>> Begin DATA EXCERPTS

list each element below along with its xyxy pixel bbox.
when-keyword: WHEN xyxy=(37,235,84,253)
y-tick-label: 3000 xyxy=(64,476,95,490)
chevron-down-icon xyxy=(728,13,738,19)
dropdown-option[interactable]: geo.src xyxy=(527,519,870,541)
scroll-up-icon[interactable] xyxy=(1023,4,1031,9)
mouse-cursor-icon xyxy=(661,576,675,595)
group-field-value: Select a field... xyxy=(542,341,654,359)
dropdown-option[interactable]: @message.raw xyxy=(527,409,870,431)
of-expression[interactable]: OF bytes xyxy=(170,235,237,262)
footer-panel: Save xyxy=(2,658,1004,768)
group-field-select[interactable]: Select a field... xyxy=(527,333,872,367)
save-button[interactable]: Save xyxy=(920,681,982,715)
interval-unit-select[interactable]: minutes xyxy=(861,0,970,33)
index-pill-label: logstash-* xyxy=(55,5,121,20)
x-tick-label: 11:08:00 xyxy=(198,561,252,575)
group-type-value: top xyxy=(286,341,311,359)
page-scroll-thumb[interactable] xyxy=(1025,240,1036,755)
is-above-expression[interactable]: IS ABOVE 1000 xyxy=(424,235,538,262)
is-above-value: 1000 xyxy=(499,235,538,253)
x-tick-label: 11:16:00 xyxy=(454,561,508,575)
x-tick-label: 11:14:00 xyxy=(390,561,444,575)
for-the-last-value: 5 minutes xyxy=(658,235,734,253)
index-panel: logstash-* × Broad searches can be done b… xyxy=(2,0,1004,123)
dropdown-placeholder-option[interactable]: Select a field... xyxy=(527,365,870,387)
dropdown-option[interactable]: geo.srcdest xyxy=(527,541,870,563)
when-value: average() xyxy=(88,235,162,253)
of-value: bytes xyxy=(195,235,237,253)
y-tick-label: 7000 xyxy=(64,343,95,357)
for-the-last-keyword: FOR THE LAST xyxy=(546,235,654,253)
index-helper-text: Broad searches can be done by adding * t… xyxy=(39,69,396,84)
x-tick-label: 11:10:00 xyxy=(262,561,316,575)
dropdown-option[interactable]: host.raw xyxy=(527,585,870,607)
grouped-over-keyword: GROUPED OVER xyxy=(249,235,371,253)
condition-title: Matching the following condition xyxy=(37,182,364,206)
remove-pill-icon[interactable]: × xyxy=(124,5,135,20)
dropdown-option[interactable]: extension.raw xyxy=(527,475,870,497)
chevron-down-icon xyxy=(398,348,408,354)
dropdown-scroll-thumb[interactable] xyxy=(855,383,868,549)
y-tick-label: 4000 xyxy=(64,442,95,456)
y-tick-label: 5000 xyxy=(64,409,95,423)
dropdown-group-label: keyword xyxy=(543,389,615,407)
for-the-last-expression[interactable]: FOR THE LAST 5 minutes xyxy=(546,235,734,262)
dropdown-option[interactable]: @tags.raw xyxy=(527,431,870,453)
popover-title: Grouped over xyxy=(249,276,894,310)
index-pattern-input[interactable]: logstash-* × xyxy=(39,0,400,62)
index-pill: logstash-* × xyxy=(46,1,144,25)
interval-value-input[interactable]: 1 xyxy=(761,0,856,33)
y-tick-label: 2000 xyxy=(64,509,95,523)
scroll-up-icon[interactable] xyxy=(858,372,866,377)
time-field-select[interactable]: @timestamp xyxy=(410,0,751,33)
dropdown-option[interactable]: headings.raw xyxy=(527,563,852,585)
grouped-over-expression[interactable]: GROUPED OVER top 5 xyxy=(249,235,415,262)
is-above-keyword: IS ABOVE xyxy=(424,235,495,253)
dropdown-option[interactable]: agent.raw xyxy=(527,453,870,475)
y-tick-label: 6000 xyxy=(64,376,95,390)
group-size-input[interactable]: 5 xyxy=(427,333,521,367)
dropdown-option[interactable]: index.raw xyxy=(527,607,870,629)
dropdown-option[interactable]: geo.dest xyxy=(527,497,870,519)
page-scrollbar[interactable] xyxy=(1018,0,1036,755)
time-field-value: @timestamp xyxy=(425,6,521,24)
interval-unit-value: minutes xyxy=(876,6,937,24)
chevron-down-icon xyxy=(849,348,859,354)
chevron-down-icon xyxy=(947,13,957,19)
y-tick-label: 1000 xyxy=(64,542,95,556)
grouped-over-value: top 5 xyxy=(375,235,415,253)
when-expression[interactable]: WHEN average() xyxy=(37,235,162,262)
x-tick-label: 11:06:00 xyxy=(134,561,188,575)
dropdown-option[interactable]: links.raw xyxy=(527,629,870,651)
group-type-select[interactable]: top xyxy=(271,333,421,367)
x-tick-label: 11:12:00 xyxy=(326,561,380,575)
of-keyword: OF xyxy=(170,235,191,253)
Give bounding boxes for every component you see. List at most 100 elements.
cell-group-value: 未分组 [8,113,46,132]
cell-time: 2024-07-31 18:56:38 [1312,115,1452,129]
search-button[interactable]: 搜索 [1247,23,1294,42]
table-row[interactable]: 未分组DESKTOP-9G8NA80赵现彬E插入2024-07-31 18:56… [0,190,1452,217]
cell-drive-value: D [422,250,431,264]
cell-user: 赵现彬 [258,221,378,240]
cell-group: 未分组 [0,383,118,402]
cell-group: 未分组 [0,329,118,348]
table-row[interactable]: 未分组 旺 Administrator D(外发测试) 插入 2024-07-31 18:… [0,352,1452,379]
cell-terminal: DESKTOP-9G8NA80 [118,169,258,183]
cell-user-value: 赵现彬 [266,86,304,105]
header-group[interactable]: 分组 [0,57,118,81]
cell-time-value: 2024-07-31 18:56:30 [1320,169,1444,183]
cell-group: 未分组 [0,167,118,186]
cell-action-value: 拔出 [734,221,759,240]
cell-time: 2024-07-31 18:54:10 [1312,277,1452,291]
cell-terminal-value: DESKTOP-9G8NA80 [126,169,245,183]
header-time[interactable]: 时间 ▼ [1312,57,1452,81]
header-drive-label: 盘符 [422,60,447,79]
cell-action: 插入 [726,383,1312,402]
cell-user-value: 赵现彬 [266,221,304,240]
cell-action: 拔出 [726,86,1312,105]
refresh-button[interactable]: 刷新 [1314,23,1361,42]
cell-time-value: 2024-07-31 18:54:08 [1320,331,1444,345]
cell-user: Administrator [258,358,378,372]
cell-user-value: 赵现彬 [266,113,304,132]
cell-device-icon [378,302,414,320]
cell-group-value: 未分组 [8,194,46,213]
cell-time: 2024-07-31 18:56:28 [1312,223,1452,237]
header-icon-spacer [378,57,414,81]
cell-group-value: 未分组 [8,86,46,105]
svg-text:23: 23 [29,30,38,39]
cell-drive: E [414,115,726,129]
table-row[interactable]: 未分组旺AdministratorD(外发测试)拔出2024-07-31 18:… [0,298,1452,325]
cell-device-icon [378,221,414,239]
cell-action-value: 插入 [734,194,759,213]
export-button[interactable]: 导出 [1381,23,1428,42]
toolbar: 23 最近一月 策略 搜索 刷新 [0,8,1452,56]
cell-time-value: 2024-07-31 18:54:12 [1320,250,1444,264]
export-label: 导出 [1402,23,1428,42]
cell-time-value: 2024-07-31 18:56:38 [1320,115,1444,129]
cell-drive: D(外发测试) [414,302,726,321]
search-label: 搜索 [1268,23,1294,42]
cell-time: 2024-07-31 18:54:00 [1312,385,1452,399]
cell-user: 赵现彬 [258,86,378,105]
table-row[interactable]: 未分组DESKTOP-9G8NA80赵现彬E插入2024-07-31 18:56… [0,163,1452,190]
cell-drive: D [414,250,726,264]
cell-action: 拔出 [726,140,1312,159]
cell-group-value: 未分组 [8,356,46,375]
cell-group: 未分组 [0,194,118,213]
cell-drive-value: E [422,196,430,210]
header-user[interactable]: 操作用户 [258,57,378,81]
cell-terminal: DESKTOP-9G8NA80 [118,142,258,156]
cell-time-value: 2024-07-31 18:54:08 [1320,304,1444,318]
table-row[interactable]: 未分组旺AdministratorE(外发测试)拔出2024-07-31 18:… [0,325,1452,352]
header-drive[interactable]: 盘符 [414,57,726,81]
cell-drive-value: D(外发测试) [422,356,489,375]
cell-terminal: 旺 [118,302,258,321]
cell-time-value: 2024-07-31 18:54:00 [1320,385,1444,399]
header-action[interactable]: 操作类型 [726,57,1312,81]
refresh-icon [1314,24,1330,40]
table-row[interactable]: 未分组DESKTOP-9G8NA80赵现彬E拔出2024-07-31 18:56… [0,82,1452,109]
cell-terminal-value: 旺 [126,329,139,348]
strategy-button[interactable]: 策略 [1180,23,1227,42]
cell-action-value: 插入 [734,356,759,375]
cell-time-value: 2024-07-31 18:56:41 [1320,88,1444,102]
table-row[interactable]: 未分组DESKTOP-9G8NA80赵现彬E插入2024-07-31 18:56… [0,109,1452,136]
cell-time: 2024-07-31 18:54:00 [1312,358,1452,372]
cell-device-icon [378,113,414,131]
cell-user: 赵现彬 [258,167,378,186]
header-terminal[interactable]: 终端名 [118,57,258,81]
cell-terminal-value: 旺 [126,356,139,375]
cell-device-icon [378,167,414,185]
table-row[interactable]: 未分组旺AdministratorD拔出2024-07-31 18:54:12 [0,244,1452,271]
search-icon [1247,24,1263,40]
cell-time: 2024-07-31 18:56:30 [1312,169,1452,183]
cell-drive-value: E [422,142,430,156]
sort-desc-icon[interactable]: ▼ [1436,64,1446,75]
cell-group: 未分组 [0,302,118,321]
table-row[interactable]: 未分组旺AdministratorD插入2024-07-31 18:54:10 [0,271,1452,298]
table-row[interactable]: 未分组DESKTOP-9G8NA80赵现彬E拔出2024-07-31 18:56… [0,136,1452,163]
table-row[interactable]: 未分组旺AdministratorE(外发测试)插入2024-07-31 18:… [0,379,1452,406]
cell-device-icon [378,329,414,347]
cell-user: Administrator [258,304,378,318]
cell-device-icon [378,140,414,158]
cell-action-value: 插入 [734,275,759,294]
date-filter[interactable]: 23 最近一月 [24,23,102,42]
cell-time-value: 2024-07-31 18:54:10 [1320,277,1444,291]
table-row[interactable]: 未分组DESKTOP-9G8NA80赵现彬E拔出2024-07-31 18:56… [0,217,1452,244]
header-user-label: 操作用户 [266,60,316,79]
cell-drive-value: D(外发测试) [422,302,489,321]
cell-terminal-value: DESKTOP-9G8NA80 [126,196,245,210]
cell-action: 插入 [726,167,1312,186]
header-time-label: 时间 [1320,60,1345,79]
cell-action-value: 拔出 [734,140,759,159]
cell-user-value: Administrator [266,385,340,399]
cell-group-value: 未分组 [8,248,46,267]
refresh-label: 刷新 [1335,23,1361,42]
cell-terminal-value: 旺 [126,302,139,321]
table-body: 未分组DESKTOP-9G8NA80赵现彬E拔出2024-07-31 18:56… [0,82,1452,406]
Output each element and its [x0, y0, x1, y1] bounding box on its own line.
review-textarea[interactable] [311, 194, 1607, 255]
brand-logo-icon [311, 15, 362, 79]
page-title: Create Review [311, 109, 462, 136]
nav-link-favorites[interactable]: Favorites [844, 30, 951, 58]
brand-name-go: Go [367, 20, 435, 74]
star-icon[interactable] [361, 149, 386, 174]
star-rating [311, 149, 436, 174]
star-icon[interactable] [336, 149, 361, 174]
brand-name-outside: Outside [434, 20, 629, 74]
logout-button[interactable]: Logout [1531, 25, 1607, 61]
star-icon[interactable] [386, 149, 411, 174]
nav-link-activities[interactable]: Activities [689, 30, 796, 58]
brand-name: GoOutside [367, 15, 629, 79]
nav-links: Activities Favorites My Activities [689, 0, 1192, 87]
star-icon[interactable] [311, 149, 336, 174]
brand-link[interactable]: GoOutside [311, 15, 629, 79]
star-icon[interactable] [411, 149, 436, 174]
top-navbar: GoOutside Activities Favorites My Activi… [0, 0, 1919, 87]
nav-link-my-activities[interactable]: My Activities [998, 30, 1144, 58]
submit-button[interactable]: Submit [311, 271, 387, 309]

>> End DATA EXCERPTS

Write out the items verbatim, from the first line through the line that contains "dropdown-scroll-thumb[interactable] xyxy=(855,383,868,549)", including that line.

list each element below along with its xyxy pixel bbox.
when-keyword: WHEN xyxy=(37,235,84,253)
y-tick-label: 3000 xyxy=(64,476,95,490)
chevron-down-icon xyxy=(728,13,738,19)
dropdown-option[interactable]: geo.src xyxy=(527,519,870,541)
scroll-up-icon[interactable] xyxy=(1023,4,1031,9)
mouse-cursor-icon xyxy=(661,576,675,595)
group-field-value: Select a field... xyxy=(542,341,654,359)
dropdown-option[interactable]: @message.raw xyxy=(527,409,870,431)
of-expression[interactable]: OF bytes xyxy=(170,235,237,262)
footer-panel: Save xyxy=(2,658,1004,768)
group-field-select[interactable]: Select a field... xyxy=(527,333,872,367)
save-button[interactable]: Save xyxy=(920,681,982,715)
interval-unit-select[interactable]: minutes xyxy=(861,0,970,33)
index-pill-label: logstash-* xyxy=(55,5,121,20)
x-tick-label: 11:08:00 xyxy=(198,561,252,575)
group-type-value: top xyxy=(286,341,311,359)
page-scroll-thumb[interactable] xyxy=(1025,240,1036,755)
is-above-expression[interactable]: IS ABOVE 1000 xyxy=(424,235,538,262)
is-above-value: 1000 xyxy=(499,235,538,253)
x-tick-label: 11:16:00 xyxy=(454,561,508,575)
x-tick-label: 11:14:00 xyxy=(390,561,444,575)
for-the-last-value: 5 minutes xyxy=(658,235,734,253)
index-panel: logstash-* × Broad searches can be done b… xyxy=(2,0,1004,123)
dropdown-placeholder-option[interactable]: Select a field... xyxy=(527,365,870,387)
dropdown-option[interactable]: geo.srcdest xyxy=(527,541,870,563)
when-value: average() xyxy=(88,235,162,253)
of-value: bytes xyxy=(195,235,237,253)
y-tick-label: 7000 xyxy=(64,343,95,357)
for-the-last-keyword: FOR THE LAST xyxy=(546,235,654,253)
index-helper-text: Broad searches can be done by adding * t… xyxy=(39,69,396,84)
x-tick-label: 11:10:00 xyxy=(262,561,316,575)
dropdown-option[interactable]: host.raw xyxy=(527,585,870,607)
grouped-over-keyword: GROUPED OVER xyxy=(249,235,371,253)
condition-title: Matching the following condition xyxy=(37,182,364,206)
remove-pill-icon[interactable]: × xyxy=(124,5,135,20)
dropdown-option[interactable]: extension.raw xyxy=(527,475,870,497)
chevron-down-icon xyxy=(398,348,408,354)
dropdown-scroll-thumb[interactable] xyxy=(855,383,868,549)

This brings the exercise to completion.